### Stored records
• • • •
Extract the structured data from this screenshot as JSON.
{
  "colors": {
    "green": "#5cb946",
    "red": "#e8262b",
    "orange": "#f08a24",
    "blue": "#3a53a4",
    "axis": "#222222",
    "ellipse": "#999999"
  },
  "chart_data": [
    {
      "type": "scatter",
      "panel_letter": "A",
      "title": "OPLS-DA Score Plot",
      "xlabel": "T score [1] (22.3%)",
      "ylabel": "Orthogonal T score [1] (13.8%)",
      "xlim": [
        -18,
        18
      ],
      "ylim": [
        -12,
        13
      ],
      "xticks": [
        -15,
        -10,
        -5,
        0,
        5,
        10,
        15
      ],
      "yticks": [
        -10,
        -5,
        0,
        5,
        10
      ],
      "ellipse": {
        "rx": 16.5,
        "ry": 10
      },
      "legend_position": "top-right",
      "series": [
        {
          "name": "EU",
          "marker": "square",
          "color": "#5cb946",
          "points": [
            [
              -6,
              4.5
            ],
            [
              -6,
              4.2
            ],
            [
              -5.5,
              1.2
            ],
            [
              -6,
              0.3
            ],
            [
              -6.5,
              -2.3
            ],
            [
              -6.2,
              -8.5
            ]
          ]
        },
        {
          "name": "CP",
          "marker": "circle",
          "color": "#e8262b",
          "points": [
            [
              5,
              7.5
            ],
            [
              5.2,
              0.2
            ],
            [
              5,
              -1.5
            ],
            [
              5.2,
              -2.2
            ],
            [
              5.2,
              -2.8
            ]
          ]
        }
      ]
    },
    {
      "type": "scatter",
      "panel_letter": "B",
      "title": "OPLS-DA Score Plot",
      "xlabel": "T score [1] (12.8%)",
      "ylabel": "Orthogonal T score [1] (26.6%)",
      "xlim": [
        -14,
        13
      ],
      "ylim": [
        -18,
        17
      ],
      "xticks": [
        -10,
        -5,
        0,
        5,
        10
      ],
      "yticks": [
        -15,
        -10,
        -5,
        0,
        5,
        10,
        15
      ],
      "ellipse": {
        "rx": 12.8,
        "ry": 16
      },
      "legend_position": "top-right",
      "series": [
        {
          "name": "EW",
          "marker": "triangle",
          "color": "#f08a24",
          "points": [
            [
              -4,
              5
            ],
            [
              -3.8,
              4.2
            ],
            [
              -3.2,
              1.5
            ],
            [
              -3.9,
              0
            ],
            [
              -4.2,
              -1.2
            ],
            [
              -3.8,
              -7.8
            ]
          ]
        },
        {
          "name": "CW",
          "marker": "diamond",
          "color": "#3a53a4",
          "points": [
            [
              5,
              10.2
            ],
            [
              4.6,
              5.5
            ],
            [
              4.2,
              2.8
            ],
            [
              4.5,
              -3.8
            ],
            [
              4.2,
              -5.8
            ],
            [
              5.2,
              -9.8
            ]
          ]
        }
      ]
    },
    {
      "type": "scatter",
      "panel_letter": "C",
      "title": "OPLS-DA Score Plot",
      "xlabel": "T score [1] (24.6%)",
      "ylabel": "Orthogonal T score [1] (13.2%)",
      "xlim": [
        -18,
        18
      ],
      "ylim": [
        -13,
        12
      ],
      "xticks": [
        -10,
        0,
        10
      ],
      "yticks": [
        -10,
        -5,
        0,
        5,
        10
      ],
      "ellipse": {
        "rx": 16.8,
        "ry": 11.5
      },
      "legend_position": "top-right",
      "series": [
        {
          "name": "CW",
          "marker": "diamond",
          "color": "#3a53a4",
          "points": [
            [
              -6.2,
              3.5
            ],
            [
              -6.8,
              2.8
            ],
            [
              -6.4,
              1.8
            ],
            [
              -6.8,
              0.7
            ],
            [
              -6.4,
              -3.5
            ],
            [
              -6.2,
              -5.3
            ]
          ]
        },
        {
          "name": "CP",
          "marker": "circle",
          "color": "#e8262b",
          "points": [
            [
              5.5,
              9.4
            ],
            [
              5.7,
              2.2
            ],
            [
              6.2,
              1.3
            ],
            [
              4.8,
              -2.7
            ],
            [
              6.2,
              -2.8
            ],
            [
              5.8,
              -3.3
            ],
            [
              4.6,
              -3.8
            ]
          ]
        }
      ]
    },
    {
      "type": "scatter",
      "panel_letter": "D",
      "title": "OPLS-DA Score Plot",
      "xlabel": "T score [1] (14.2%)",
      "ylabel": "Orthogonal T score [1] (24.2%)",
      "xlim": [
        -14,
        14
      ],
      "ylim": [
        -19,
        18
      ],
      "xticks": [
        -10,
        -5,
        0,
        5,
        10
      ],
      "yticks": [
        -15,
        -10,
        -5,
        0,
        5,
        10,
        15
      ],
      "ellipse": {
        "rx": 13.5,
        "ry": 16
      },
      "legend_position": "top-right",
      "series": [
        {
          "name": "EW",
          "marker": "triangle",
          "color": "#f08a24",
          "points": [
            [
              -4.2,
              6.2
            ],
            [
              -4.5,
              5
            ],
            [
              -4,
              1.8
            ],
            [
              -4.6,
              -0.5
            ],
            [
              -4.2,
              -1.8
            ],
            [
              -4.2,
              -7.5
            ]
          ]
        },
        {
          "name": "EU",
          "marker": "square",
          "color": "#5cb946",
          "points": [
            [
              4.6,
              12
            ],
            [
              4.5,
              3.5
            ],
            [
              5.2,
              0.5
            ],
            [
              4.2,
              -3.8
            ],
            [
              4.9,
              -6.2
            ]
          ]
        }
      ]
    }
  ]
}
• • • •
Find every line in the listing that holds the string "Orthogonal", then say how many there are as a bare number.

4